### Task inputs
= = = = = = =

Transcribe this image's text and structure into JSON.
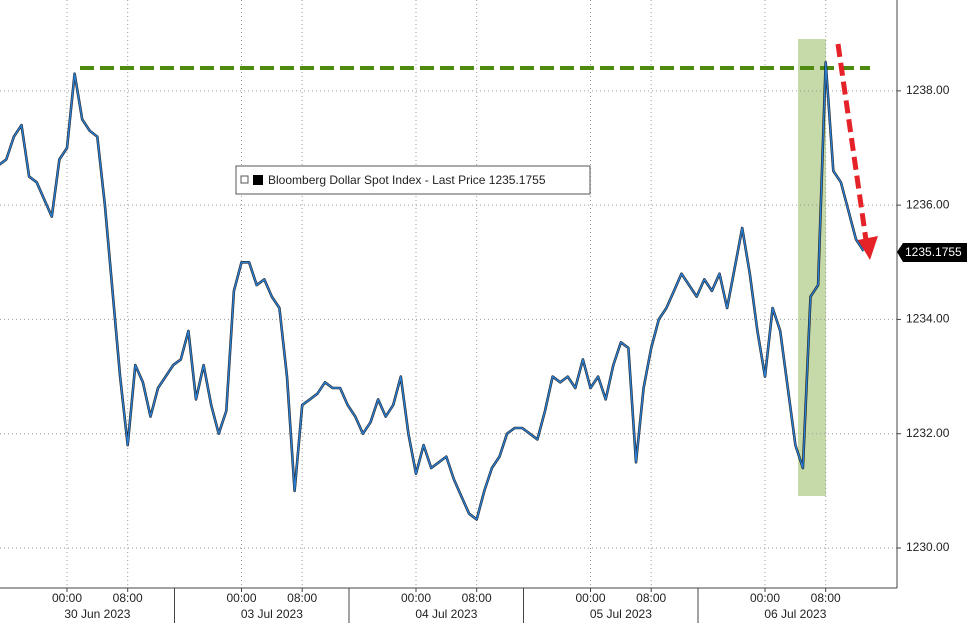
{
  "chart_data": {
    "type": "line",
    "categories": [
      null,
      null,
      null,
      null,
      null,
      null,
      null,
      null,
      null,
      "00:00",
      null,
      null,
      null,
      null,
      null,
      null,
      null,
      "08:00",
      null,
      null,
      null,
      null,
      null,
      null,
      null,
      null,
      null,
      null,
      null,
      null,
      null,
      null,
      "00:00",
      null,
      null,
      null,
      null,
      null,
      null,
      null,
      "08:00",
      null,
      null,
      null,
      null,
      null,
      null,
      null,
      null,
      null,
      null,
      null,
      null,
      null,
      null,
      "00:00",
      null,
      null,
      null,
      null,
      null,
      null,
      null,
      "08:00",
      null,
      null,
      null,
      null,
      null,
      null,
      null,
      null,
      null,
      null,
      null,
      null,
      null,
      null,
      "00:00",
      null,
      null,
      null,
      null,
      null,
      null,
      null,
      "08:00",
      null,
      null,
      null,
      null,
      null,
      null,
      null,
      null,
      null,
      null,
      null,
      null,
      null,
      null,
      "00:00",
      null,
      null,
      null,
      null,
      null,
      null,
      null,
      "08:00",
      null,
      null,
      null,
      null,
      null
    ],
    "dates": [
      "30 Jun 2023",
      "03 Jul 2023",
      "04 Jul 2023",
      "05 Jul 2023",
      "06 Jul 2023"
    ],
    "series": [
      {
        "name": "Bloomberg Dollar Spot Index - Last Price 1235.1755",
        "color": "#2a7fd4",
        "values": [
          1236.7,
          1236.8,
          1237.2,
          1237.4,
          1236.5,
          1236.4,
          1236.1,
          1235.8,
          1236.8,
          1237.0,
          1238.3,
          1237.5,
          1237.3,
          1237.2,
          1236.0,
          1234.5,
          1233.0,
          1231.8,
          1233.2,
          1232.9,
          1232.3,
          1232.8,
          1233.0,
          1233.2,
          1233.3,
          1233.8,
          1232.6,
          1233.2,
          1232.5,
          1232.0,
          1232.4,
          1234.5,
          1235.0,
          1235.0,
          1234.6,
          1234.7,
          1234.4,
          1234.2,
          1233.0,
          1231.0,
          1232.5,
          1232.6,
          1232.7,
          1232.9,
          1232.8,
          1232.8,
          1232.5,
          1232.3,
          1232.0,
          1232.2,
          1232.6,
          1232.3,
          1232.5,
          1233.0,
          1232.0,
          1231.3,
          1231.8,
          1231.4,
          1231.5,
          1231.6,
          1231.2,
          1230.9,
          1230.6,
          1230.5,
          1231.0,
          1231.4,
          1231.6,
          1232.0,
          1232.1,
          1232.1,
          1232.0,
          1231.9,
          1232.4,
          1233.0,
          1232.9,
          1233.0,
          1232.8,
          1233.3,
          1232.8,
          1233.0,
          1232.6,
          1233.2,
          1233.6,
          1233.5,
          1231.5,
          1232.8,
          1233.5,
          1234.0,
          1234.2,
          1234.5,
          1234.8,
          1234.6,
          1234.4,
          1234.7,
          1234.5,
          1234.8,
          1234.2,
          1234.9,
          1235.6,
          1234.8,
          1233.8,
          1233.0,
          1234.2,
          1233.8,
          1232.8,
          1231.8,
          1231.4,
          1234.4,
          1234.6,
          1238.5,
          1236.6,
          1236.4,
          1235.9,
          1235.4,
          1235.2
        ]
      }
    ],
    "hline": {
      "value": 1238.4,
      "color": "#4f8a10"
    },
    "last_price": 1235.1755,
    "ylim": [
      1229.3,
      1239.59
    ],
    "yticks": [
      {
        "value": 1230,
        "label": "1230.00"
      },
      {
        "value": 1232,
        "label": "1232.00"
      },
      {
        "value": 1234,
        "label": "1234.00"
      },
      {
        "value": 1236,
        "label": "1236.00"
      },
      {
        "value": 1238,
        "label": "1238.00"
      }
    ],
    "grid": true
  }
}
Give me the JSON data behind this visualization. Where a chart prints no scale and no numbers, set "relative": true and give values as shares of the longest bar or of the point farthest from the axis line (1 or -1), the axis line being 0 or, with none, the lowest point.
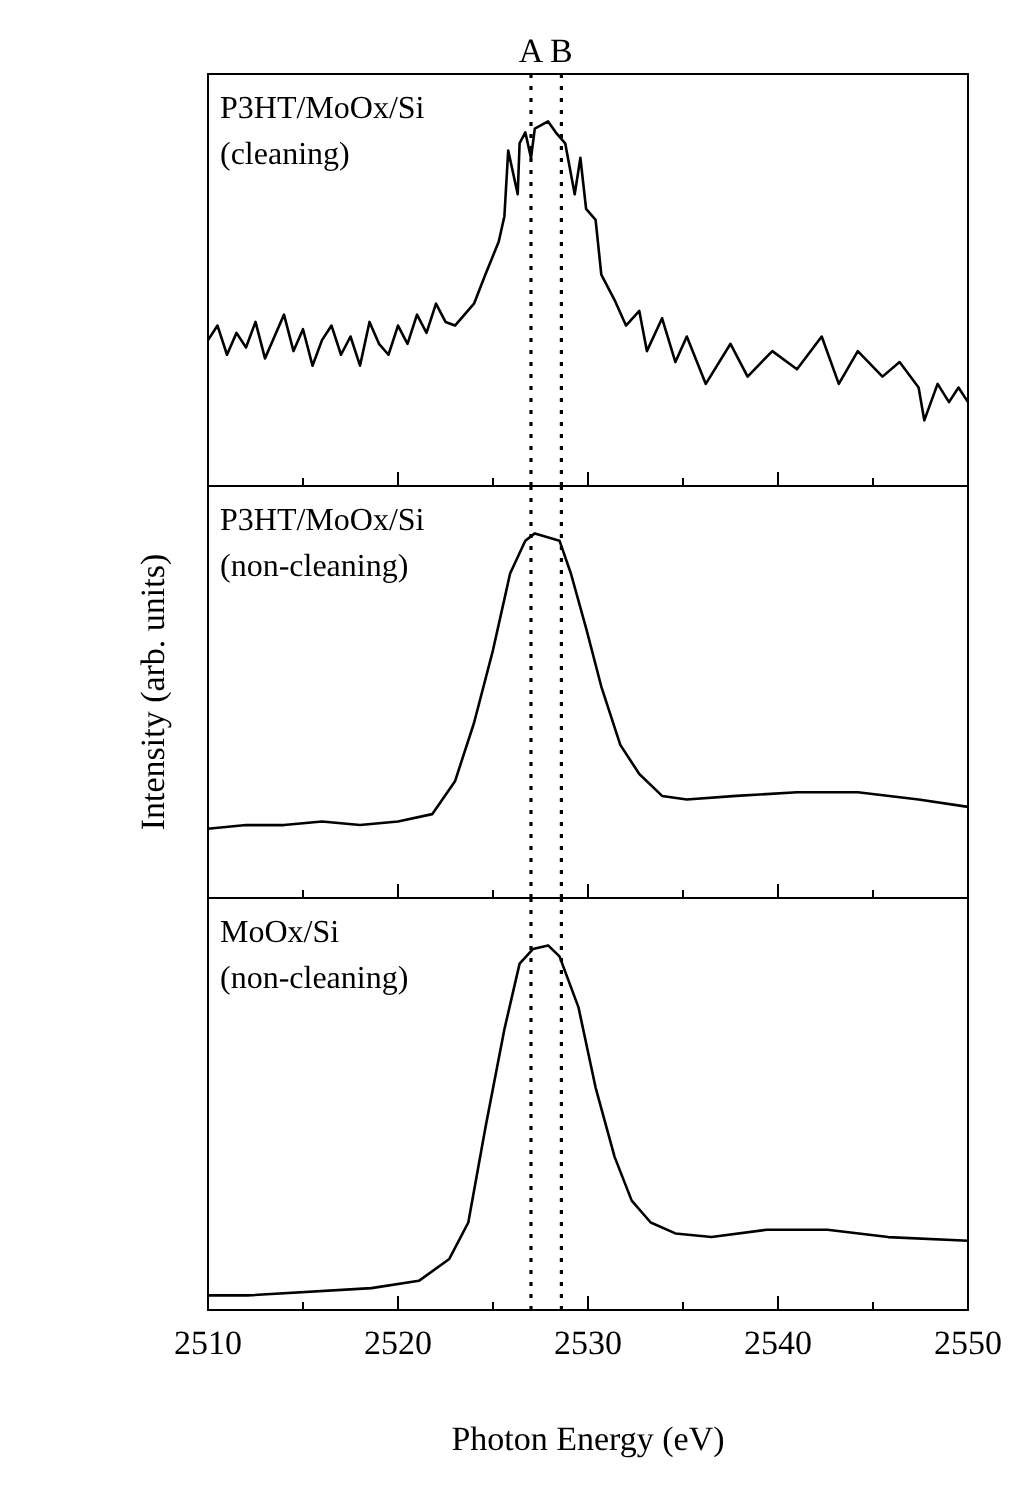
{
  "chart_data": [
    {
      "type": "line",
      "relative": true,
      "xlim": [
        2510,
        2550
      ],
      "xticks": [
        2510,
        {
          "value": 2515,
          "label": null
        },
        2520,
        {
          "value": 2525,
          "label": null
        },
        2530,
        {
          "value": 2535,
          "label": null
        },
        2540,
        {
          "value": 2545,
          "label": null
        },
        2550
      ],
      "tick_labels": false,
      "annotations": [
        "P3HT/MoOx/Si",
        "(cleaning)"
      ],
      "ref_lines": [
        {
          "axis": "x",
          "value": 2527,
          "label": "A",
          "line_style": "dotted"
        },
        {
          "axis": "x",
          "value": 2528.6,
          "label": "B",
          "line_style": "dotted"
        }
      ],
      "series": [
        {
          "color": "#000000",
          "x": [
            2510,
            2510.5,
            2511,
            2511.5,
            2512,
            2512.5,
            2513,
            2513.5,
            2514,
            2514.5,
            2515,
            2515.5,
            2516,
            2516.5,
            2517,
            2517.5,
            2518,
            2518.5,
            2519,
            2519.5,
            2520,
            2520.5,
            2521,
            2521.5,
            2522,
            2522.5,
            2523,
            2524,
            2524.6,
            2525.3,
            2525.6,
            2525.8,
            2526.3,
            2526.4,
            2526.7,
            2527,
            2527.2,
            2527.9,
            2528.3,
            2528.8,
            2529.3,
            2529.6,
            2529.9,
            2530.4,
            2530.7,
            2531.4,
            2532,
            2532.7,
            2533.1,
            2533.9,
            2534.6,
            2535.2,
            2536.2,
            2537.5,
            2538.4,
            2539.7,
            2541,
            2542.3,
            2543.2,
            2544.2,
            2545.5,
            2546.4,
            2547.4,
            2547.7,
            2548.4,
            2549,
            2549.5,
            2550
          ],
          "values": [
            0.4,
            0.44,
            0.36,
            0.42,
            0.38,
            0.45,
            0.35,
            0.41,
            0.47,
            0.37,
            0.43,
            0.33,
            0.4,
            0.44,
            0.36,
            0.41,
            0.33,
            0.45,
            0.39,
            0.36,
            0.44,
            0.39,
            0.47,
            0.42,
            0.5,
            0.45,
            0.44,
            0.5,
            0.58,
            0.67,
            0.74,
            0.92,
            0.8,
            0.94,
            0.97,
            0.9,
            0.98,
            1,
            0.97,
            0.94,
            0.8,
            0.9,
            0.76,
            0.73,
            0.58,
            0.51,
            0.44,
            0.48,
            0.37,
            0.46,
            0.34,
            0.41,
            0.28,
            0.39,
            0.3,
            0.37,
            0.32,
            0.41,
            0.28,
            0.37,
            0.3,
            0.34,
            0.27,
            0.18,
            0.28,
            0.23,
            0.27,
            0.23
          ]
        }
      ]
    },
    {
      "type": "line",
      "relative": true,
      "ylabel": "Intensity (arb. units)",
      "xlim": [
        2510,
        2550
      ],
      "xticks": [
        2510,
        {
          "value": 2515,
          "label": null
        },
        2520,
        {
          "value": 2525,
          "label": null
        },
        2530,
        {
          "value": 2535,
          "label": null
        },
        2540,
        {
          "value": 2545,
          "label": null
        },
        2550
      ],
      "tick_labels": false,
      "annotations": [
        "P3HT/MoOx/Si",
        "(non-cleaning)"
      ],
      "ref_lines": [
        {
          "axis": "x",
          "value": 2527,
          "line_style": "dotted"
        },
        {
          "axis": "x",
          "value": 2528.6,
          "line_style": "dotted"
        }
      ],
      "series": [
        {
          "color": "#000000",
          "x": [
            2510,
            2512,
            2514,
            2516,
            2518,
            2520,
            2521.8,
            2523,
            2524,
            2525,
            2525.9,
            2526.7,
            2527.2,
            2528.5,
            2529.1,
            2529.9,
            2530.7,
            2531.7,
            2532.7,
            2533.9,
            2535.2,
            2537.8,
            2541,
            2544.2,
            2547.4,
            2550
          ],
          "values": [
            0.19,
            0.2,
            0.2,
            0.21,
            0.2,
            0.21,
            0.23,
            0.32,
            0.48,
            0.68,
            0.89,
            0.98,
            1,
            0.98,
            0.89,
            0.74,
            0.58,
            0.42,
            0.34,
            0.28,
            0.27,
            0.28,
            0.29,
            0.29,
            0.27,
            0.25
          ]
        }
      ]
    },
    {
      "type": "line",
      "relative": true,
      "xlabel": "Photon Energy (eV)",
      "xlim": [
        2510,
        2550
      ],
      "xticks": [
        2510,
        {
          "value": 2515,
          "label": null
        },
        2520,
        {
          "value": 2525,
          "label": null
        },
        2530,
        {
          "value": 2535,
          "label": null
        },
        2540,
        {
          "value": 2545,
          "label": null
        },
        2550
      ],
      "tick_labels": "x",
      "annotations": [
        "MoOx/Si",
        "(non-cleaning)"
      ],
      "ref_lines": [
        {
          "axis": "x",
          "value": 2527,
          "line_style": "dotted"
        },
        {
          "axis": "x",
          "value": 2528.6,
          "line_style": "dotted"
        }
      ],
      "series": [
        {
          "color": "#000000",
          "x": [
            2510,
            2512.1,
            2518.6,
            2521.1,
            2522.7,
            2523.7,
            2524.6,
            2525.6,
            2526.4,
            2527.1,
            2527.9,
            2528.5,
            2529.5,
            2530.4,
            2531.4,
            2532.3,
            2533.3,
            2534.6,
            2536.5,
            2539.4,
            2542.6,
            2545.8,
            2550
          ],
          "values": [
            0.04,
            0.04,
            0.06,
            0.08,
            0.14,
            0.24,
            0.5,
            0.77,
            0.95,
            0.99,
            1,
            0.97,
            0.83,
            0.61,
            0.42,
            0.3,
            0.24,
            0.21,
            0.2,
            0.22,
            0.22,
            0.2,
            0.19
          ]
        }
      ]
    }
  ]
}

= = = = = = =

### Exercise goal
Where a line in the material contains "this", copy that line.

### Solution to the exercise
Transcribe this image's text and structure into JSON.
Give me the JSON data behind this visualization. Where a chart prints no scale and no numbers, set "relative": true and give values as shares of the longest bar or of the point farthest from the axis line (1 or -1), the axis line being 0 or, with none, the lowest point.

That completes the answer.